* _Provided records_:
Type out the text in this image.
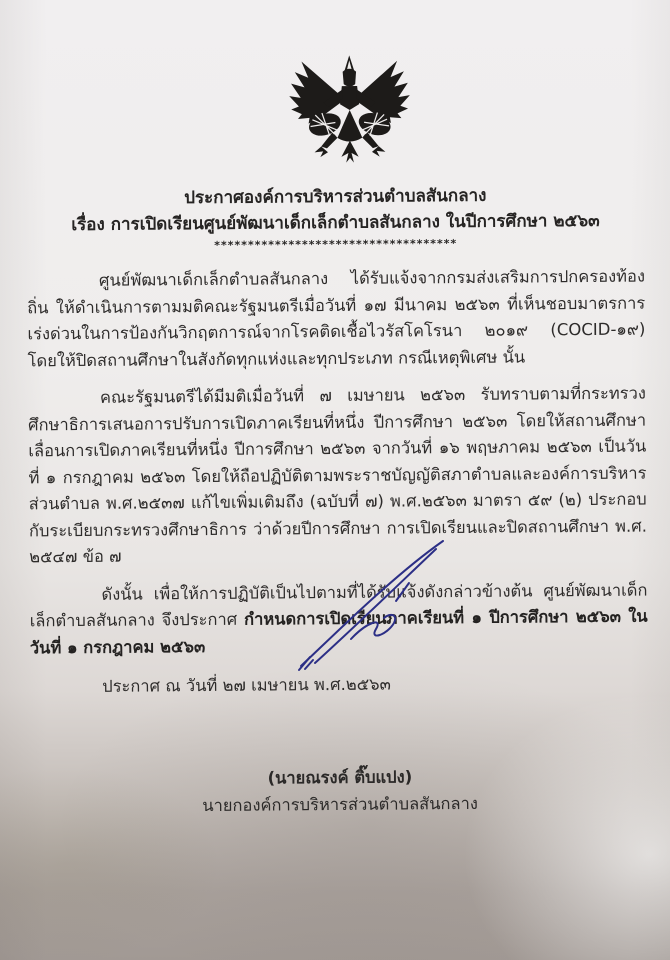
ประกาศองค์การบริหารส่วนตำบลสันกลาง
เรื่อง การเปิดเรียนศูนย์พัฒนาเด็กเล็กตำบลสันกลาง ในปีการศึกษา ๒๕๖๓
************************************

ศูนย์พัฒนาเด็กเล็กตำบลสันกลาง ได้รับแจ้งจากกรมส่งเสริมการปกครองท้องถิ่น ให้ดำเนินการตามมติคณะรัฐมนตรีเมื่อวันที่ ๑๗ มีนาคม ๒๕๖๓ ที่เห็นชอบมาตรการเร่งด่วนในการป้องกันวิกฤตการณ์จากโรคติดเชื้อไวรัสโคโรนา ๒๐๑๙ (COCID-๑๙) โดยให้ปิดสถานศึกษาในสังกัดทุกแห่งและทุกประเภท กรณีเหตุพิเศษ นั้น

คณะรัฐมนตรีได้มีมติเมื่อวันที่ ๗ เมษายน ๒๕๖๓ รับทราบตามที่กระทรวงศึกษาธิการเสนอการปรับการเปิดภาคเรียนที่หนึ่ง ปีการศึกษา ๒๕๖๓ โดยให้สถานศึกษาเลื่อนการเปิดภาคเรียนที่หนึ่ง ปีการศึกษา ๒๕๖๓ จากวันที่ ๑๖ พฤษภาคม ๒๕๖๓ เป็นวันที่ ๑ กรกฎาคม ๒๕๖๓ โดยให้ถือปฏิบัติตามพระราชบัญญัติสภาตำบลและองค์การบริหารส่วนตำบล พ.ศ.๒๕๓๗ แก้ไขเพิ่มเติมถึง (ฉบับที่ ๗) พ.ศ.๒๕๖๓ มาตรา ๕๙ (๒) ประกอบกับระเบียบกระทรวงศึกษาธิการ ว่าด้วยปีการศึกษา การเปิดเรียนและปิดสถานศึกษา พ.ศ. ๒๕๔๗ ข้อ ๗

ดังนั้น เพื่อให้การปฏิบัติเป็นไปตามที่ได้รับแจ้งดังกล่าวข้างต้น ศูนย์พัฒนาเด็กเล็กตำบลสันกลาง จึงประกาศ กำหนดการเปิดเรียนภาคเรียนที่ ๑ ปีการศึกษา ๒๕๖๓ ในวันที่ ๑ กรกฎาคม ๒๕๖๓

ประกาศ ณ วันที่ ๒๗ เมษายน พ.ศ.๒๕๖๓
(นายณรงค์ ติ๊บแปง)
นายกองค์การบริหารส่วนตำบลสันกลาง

* _What is asked_: Reproduce the records above exactly, leaving out every picture they contain.

* _Solution_:
Type out the text in this image.
ประกาศองค์การบริหารส่วนตำบลสันกลาง
เรื่อง การเปิดเรียนศูนย์พัฒนาเด็กเล็กตำบลสันกลาง ในปีการศึกษา ๒๕๖๓
************************************

ศูนย์พัฒนาเด็กเล็กตำบลสันกลาง ได้รับแจ้งจากกรมส่งเสริมการปกครองท้องถิ่น ให้ดำเนินการตามมติคณะรัฐมนตรีเมื่อวันที่ ๑๗ มีนาคม ๒๕๖๓ ที่เห็นชอบมาตรการเร่งด่วนในการป้องกันวิกฤตการณ์จากโรคติดเชื้อไวรัสโคโรนา ๒๐๑๙ (COCID-๑๙) โดยให้ปิดสถานศึกษาในสังกัดทุกแห่งและทุกประเภท กรณีเหตุพิเศษ นั้น

คณะรัฐมนตรีได้มีมติเมื่อวันที่ ๗ เมษายน ๒๕๖๓ รับทราบตามที่กระทรวงศึกษาธิการเสนอการปรับการเปิดภาคเรียนที่หนึ่ง ปีการศึกษา ๒๕๖๓ โดยให้สถานศึกษาเลื่อนการเปิดภาคเรียนที่หนึ่ง ปีการศึกษา ๒๕๖๓ จากวันที่ ๑๖ พฤษภาคม ๒๕๖๓ เป็นวันที่ ๑ กรกฎาคม ๒๕๖๓ โดยให้ถือปฏิบัติตามพระราชบัญญัติสภาตำบลและองค์การบริหารส่วนตำบล พ.ศ.๒๕๓๗ แก้ไขเพิ่มเติมถึง (ฉบับที่ ๗) พ.ศ.๒๕๖๓ มาตรา ๕๙ (๒) ประกอบกับระเบียบกระทรวงศึกษาธิการ ว่าด้วยปีการศึกษา การเปิดเรียนและปิดสถานศึกษา พ.ศ. ๒๕๔๗ ข้อ ๗

ดังนั้น เพื่อให้การปฏิบัติเป็นไปตามที่ได้รับแจ้งดังกล่าวข้างต้น ศูนย์พัฒนาเด็กเล็กตำบลสันกลาง จึงประกาศ กำหนดการเปิดเรียนภาคเรียนที่ ๑ ปีการศึกษา ๒๕๖๓ ในวันที่ ๑ กรกฎาคม ๒๕๖๓

ประกาศ ณ วันที่ ๒๗ เมษายน พ.ศ.๒๕๖๓
(นายณรงค์ ติ๊บแปง)
นายกองค์การบริหารส่วนตำบลสันกลาง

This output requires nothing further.